SET EXERCISE 1 => Please retype the adapter passage word for word, everything from "It provides for" down to "to specific Servers.".
SET EXERCISE 2 => For each of these statements, say yes or no to whether it agrees with the adapter passage, and quote the words from the passage that decide it: (a) The adapter is written by the application programmer. (b) The adapter may itself be a CBO. (c) With a post, the adapter returns control only after the server has sent its response.

DOCUMENT SEGMENT =>

---

Of course, the ‘server object’ here is not the server at all.  It is something which adapts an object message sent to it into some form of communications code.  This communications code routes the message to the real server.  We call this object an ‘adapter’.  The model CBO, however, sees it as the real server. 

Ideally we'd like that routing to be done by the infrastructure code.  Given that we will use messaging as the vehicle for models, views and servers to ‘talk’ to on another, let's have a closer look at the adapter.

 

The `adapter' object

The key point about an adapter is that the application programmer never sees it.  The programmer of the model sends a message to what he or she sees as the server.  However, the CBO infrastructure routes this message to the adapter, as shown in Figure 5.5.

The main characteristics of an adapter are:

        It appears to a Model Object as just another CBO

        It provides for getting over the task or process Boundary (without programmer knowledge)

        It routes a request from a Model to the server (using some system-level communication technology such as APPC, RPC, the CICS/OS2 ECI, Named Pipes, TCP/IP etc.)

        It routes responses from the server back to the requesting Model Object

        It is not written by the application programmer

        The Adapter may itself be a CBO (which neither the user nor the application programmer ever see).  That is, it can be an Object, and can benefit from the usual inheritance mechanisms of OO.  For example, there may be a general-purpose Adapter which handles the multi-tasking or multi-processing aspects.  A subclass of this might filter messages, such that only valid messages are sent to specific Servers.

Figure 5.5.    Model—adapter—server.  


The adapter is built as a ‘hybrid’ object—displaying object behaviour and appearance to Model objects, but driving procedural session-level communications code on its ‘other side’.  The essential idea here is that a message sent by a model to a ‘remote object’ such as, say, a ‘customer database’ server (which might actually be a CICS transaction), is mapped to a send/receive transaction by the adapter.  This process would normally have the general shape shown by Figure 5.5 (which illustrates the asynchronous case).

’Xmit’ (transmit) in Figure 5.5 indicates a communications send function (such as issuing a CPI-C (common programming interface for communications) ‘CMSEND’ verb—as opposed to sending the sort of message implemented for models and views.  (There could be several transmits from the server; and of course, in the communications code task there may be a loop round the receive.  It is also sometimes useful to separate the communications send and receive into separate modules; this option is not shown in the figure.)

Finally, the adapter must maintain the semantics of the two ways of issuing messages from a CBO—send and post—as follows:

1.      Send     In this case, to allow for the situation shown in Figure 4.15, the infrastructure must arrange things such that although the message is synchronous with respect to the sending CBO, the sending CBO must not block.  This is regardless of whether the communications link is synchronous or asynchronous.  In addition, the data returned must be available at the next sequential instruction, even though it might have been returned across a network.  In this way, the programmer's model of what ‘send’ means, and what it does, is maintained regardless of whether the message is sent to a local or remote CBO.

2.      Post     The semantics of a ‘post’ require a return of control from the adapter as soon as it has initiated its communication to the server, even though the communications mechanism might be synchronous (such as some terminal emulations, or some RPC implementations).  The adapter must also catch the response, and route it back to the requesting CBO as another message.

---

Records:
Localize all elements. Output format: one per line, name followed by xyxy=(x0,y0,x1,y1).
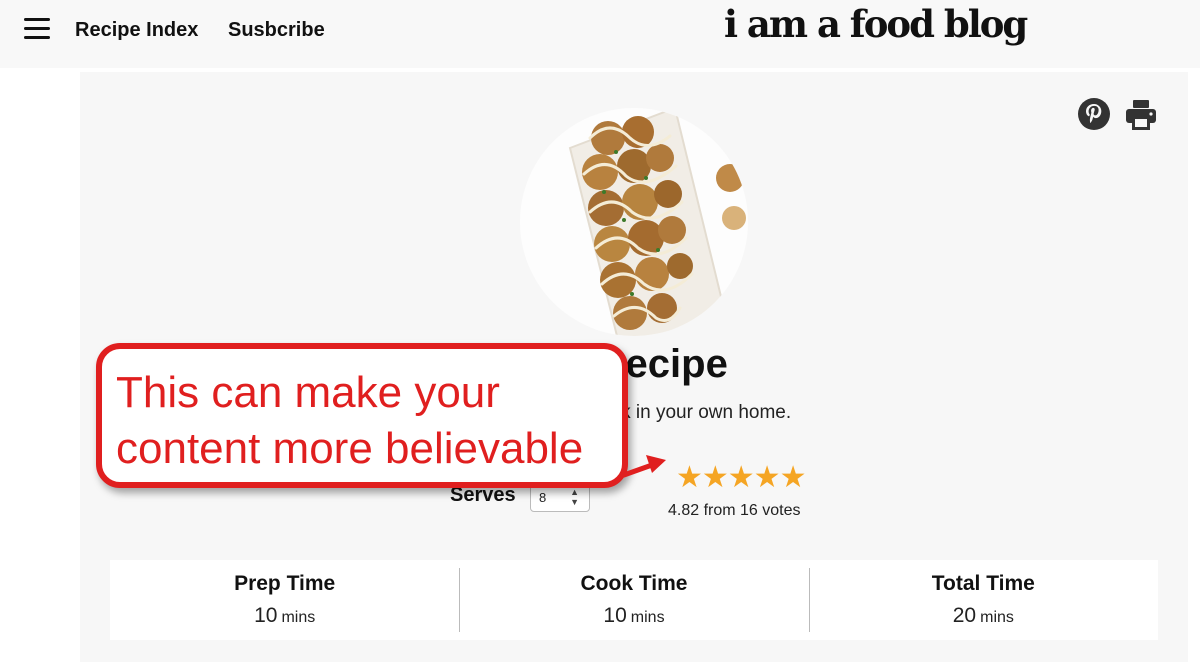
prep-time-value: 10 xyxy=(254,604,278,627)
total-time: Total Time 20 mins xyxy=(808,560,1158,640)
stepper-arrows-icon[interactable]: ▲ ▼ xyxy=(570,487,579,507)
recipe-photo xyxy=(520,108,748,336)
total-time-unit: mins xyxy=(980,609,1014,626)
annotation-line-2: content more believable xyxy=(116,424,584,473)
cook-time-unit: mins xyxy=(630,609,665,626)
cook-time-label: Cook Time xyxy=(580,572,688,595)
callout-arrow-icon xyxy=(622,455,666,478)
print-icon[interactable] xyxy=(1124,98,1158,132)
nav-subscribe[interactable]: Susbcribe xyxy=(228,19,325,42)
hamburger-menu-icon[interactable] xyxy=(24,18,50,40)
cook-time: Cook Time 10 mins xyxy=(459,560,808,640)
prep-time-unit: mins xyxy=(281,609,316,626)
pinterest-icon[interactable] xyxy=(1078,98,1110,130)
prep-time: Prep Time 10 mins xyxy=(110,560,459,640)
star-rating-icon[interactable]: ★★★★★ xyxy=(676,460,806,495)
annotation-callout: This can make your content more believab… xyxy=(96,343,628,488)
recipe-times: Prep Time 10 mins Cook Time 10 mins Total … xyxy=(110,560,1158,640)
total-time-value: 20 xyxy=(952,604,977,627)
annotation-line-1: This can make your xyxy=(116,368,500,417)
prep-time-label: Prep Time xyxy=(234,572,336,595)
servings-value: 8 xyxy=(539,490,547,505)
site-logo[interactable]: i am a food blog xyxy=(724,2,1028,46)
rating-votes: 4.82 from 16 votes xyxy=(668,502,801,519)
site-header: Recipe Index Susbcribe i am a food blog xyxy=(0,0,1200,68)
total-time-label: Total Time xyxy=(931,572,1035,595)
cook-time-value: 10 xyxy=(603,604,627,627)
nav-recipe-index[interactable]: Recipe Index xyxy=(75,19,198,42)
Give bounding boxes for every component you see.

---

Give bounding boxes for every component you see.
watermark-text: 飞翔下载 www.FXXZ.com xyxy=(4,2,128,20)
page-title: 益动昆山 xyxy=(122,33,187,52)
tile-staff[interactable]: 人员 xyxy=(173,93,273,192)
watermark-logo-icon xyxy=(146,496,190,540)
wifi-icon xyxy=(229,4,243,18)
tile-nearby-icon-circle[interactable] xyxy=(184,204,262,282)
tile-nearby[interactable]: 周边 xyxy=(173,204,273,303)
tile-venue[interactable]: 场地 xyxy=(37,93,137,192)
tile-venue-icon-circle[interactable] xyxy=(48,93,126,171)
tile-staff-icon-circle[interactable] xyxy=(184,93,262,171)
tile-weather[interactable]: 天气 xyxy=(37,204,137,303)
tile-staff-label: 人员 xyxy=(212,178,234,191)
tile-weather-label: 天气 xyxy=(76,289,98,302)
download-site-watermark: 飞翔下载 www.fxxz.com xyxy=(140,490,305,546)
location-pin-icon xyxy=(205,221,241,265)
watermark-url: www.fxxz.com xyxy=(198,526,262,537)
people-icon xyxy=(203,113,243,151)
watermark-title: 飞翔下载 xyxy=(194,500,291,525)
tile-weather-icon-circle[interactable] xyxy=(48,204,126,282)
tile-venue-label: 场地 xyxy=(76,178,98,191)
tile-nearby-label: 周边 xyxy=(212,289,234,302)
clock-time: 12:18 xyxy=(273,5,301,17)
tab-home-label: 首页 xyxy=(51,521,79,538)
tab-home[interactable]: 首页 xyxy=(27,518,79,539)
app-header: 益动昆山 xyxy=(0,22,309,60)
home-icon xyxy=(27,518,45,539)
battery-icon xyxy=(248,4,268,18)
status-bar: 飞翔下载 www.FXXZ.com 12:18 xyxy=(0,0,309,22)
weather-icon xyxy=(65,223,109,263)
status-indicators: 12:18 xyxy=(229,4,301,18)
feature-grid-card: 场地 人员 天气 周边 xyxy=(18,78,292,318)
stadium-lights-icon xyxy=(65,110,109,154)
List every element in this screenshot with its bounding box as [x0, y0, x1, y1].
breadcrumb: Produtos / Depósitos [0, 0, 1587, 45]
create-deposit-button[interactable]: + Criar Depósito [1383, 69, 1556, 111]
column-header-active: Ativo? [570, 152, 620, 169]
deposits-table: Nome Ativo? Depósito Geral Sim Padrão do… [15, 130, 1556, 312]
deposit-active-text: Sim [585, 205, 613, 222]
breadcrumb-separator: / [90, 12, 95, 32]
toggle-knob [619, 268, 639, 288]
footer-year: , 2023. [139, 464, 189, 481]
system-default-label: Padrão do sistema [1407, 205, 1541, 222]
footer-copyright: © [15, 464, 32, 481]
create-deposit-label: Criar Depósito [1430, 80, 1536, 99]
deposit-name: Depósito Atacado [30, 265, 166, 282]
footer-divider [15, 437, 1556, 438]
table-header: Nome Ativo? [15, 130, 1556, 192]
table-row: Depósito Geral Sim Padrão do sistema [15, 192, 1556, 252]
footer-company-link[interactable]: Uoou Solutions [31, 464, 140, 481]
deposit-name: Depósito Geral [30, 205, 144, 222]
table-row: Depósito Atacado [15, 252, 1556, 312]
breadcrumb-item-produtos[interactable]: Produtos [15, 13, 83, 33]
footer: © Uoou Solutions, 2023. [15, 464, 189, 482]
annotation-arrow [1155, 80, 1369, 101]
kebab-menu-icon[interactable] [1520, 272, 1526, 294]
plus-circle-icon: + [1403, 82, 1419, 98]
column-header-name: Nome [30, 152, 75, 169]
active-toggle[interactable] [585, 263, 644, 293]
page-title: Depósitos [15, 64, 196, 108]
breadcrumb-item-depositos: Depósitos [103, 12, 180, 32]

---

COMPLETE OUTPUT 1 =>
It provides for getting over the task or process Boundary (without programmer knowledge)

        It routes a request from a Model to the server (using some system-level communication technology such as APPC, RPC, the CICS/OS2 ECI, Named Pipes, TCP/IP etc.)

        It routes responses from the server back to the requesting Model Object

        It is not written by the application programmer

        The Adapter may itself be a CBO (which neither the user nor the application programmer ever see).  That is, it can be an Object, and can benefit from the usual inheritance mechanisms of OO.  For example, there may be a general-purpose Adapter which handles the multi-tasking or multi-processing aspects.  A subclass of this might filter messages, such that only valid messages are sent to specific Servers.

COMPLETE OUTPUT 2 =>
(a) No: "It is not written by the application programmer"
(b) Yes: "The Adapter may itself be a CBO"
(c) No: "a return of control from the adapter as soon as it has initiated its communication to the server"